Task instructions: Return the lines where the word "Normalized" occurs.

____ Records supplied

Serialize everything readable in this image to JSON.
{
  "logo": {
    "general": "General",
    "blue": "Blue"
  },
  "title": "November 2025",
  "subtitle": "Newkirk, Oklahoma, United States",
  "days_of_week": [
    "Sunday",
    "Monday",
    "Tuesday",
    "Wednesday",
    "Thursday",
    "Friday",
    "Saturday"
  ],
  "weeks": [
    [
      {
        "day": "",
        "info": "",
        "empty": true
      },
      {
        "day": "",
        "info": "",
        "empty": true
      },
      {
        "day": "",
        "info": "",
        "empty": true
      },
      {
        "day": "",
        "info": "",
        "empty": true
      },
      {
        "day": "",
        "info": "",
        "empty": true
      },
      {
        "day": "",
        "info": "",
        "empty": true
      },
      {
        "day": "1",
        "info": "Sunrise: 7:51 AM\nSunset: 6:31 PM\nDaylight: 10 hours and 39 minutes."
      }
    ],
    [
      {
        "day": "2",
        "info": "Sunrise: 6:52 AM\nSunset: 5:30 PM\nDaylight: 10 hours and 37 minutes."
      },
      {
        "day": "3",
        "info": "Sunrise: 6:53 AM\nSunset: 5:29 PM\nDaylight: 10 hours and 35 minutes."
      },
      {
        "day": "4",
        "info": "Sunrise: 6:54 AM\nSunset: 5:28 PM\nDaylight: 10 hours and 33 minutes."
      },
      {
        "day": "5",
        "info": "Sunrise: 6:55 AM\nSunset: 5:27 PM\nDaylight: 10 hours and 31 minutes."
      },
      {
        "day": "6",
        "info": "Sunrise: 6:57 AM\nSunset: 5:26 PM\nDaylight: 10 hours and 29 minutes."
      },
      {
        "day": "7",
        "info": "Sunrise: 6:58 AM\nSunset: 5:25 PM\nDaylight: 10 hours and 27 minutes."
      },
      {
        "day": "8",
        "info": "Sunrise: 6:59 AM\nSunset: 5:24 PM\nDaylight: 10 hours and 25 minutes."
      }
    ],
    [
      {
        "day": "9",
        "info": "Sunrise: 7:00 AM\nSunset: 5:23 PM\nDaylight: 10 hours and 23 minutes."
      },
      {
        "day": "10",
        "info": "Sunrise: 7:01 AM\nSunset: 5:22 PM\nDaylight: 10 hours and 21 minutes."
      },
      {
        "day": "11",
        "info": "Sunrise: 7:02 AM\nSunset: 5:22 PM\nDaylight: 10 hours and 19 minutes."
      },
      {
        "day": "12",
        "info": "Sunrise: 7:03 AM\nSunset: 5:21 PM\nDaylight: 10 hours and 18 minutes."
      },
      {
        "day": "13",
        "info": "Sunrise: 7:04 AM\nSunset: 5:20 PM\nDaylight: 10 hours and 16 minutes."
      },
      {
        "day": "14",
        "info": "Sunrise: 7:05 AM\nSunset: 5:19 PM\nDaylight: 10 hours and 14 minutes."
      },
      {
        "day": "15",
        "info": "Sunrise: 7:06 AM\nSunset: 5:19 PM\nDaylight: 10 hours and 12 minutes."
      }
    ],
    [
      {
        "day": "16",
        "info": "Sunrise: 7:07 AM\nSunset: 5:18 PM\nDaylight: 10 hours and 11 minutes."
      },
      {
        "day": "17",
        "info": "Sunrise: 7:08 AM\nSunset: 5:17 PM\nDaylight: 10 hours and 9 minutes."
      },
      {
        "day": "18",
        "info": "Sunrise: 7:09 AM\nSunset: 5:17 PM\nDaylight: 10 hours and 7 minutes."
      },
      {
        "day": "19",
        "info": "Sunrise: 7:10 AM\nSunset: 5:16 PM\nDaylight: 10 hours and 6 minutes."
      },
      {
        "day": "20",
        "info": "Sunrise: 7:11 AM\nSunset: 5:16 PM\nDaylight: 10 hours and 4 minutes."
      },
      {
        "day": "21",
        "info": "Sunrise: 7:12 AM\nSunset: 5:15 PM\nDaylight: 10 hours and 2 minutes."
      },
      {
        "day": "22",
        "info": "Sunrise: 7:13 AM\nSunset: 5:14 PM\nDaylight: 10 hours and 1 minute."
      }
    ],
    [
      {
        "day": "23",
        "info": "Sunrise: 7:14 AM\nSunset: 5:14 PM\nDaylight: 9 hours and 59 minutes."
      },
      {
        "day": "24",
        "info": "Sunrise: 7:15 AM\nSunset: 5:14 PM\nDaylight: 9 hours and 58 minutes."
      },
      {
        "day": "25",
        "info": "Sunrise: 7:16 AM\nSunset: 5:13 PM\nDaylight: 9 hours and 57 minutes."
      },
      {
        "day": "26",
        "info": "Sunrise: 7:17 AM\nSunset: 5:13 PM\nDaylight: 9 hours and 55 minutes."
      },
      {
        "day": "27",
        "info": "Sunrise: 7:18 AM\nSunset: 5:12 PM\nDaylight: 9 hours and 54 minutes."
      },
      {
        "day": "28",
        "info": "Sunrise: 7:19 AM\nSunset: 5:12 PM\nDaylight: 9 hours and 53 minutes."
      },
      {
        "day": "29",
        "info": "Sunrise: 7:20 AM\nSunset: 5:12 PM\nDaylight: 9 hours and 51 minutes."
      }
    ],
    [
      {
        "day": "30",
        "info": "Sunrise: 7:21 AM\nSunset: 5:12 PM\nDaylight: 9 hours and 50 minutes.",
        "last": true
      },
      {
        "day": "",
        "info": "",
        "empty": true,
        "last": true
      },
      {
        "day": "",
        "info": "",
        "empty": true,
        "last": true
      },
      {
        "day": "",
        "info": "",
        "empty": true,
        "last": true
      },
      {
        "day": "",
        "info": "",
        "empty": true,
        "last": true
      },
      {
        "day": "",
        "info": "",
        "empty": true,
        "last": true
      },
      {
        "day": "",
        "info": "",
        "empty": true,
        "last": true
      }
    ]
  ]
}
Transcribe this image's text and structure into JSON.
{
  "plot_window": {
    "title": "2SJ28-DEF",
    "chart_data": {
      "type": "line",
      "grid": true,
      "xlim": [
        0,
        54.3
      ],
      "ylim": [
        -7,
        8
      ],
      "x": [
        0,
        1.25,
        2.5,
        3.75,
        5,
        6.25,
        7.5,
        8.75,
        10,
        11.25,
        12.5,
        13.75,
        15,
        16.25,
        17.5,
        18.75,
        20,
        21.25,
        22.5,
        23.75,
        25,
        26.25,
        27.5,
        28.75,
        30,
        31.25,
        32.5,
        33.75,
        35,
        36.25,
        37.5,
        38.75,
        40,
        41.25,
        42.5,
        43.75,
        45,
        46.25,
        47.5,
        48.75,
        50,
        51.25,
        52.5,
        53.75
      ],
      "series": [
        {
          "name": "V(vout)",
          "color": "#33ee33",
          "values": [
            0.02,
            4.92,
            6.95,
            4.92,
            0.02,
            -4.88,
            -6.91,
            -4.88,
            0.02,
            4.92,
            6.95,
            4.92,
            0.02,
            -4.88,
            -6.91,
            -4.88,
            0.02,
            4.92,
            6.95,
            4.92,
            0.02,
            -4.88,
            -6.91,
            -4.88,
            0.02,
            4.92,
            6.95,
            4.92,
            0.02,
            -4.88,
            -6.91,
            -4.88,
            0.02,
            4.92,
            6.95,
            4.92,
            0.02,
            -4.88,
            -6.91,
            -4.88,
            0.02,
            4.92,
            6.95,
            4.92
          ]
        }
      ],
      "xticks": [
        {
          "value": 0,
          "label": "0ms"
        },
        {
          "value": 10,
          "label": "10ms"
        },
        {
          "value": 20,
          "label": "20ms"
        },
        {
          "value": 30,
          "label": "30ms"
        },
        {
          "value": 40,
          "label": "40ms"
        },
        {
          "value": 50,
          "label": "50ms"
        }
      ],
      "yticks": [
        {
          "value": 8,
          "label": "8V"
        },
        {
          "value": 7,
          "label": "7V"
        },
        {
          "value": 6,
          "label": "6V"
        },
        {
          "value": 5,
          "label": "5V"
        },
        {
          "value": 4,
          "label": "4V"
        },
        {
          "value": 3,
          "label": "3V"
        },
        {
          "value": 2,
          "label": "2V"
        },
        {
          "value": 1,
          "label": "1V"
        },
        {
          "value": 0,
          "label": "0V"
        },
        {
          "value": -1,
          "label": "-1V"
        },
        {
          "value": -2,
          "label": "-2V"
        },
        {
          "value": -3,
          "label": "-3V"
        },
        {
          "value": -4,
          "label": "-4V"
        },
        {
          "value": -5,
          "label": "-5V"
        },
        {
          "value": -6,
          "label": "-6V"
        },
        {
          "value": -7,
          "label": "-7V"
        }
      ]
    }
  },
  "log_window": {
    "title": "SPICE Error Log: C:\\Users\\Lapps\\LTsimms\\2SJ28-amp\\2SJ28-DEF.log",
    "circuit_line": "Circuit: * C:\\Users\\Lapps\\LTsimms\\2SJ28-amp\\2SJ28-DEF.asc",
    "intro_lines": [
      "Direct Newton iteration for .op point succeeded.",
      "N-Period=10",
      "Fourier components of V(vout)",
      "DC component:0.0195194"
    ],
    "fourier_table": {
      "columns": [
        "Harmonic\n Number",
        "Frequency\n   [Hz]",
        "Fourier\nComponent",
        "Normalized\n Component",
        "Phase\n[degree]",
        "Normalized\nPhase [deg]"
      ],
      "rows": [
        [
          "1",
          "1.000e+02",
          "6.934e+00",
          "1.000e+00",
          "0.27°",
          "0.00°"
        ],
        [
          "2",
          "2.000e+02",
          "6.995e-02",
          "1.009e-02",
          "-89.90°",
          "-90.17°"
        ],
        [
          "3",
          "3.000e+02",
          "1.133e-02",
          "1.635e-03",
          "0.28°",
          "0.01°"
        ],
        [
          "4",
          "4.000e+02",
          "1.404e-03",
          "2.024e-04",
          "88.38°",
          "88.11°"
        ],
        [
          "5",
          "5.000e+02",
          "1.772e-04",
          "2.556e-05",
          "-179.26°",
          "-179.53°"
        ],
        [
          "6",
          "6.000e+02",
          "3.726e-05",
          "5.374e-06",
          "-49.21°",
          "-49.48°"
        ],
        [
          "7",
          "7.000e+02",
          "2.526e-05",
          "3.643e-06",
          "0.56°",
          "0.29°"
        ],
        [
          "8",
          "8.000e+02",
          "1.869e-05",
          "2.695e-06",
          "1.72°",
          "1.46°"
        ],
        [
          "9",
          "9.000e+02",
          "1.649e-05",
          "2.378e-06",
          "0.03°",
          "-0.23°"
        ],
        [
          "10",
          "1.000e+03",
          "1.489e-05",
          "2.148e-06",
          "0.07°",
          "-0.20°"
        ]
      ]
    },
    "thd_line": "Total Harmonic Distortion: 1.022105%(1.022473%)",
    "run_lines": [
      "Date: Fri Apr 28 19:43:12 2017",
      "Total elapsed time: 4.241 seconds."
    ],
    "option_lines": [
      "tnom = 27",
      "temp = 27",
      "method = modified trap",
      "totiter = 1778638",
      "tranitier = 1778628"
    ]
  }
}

________

Written reply:
        "Normalized\n Component",
        "Normalized\nPhase [deg]"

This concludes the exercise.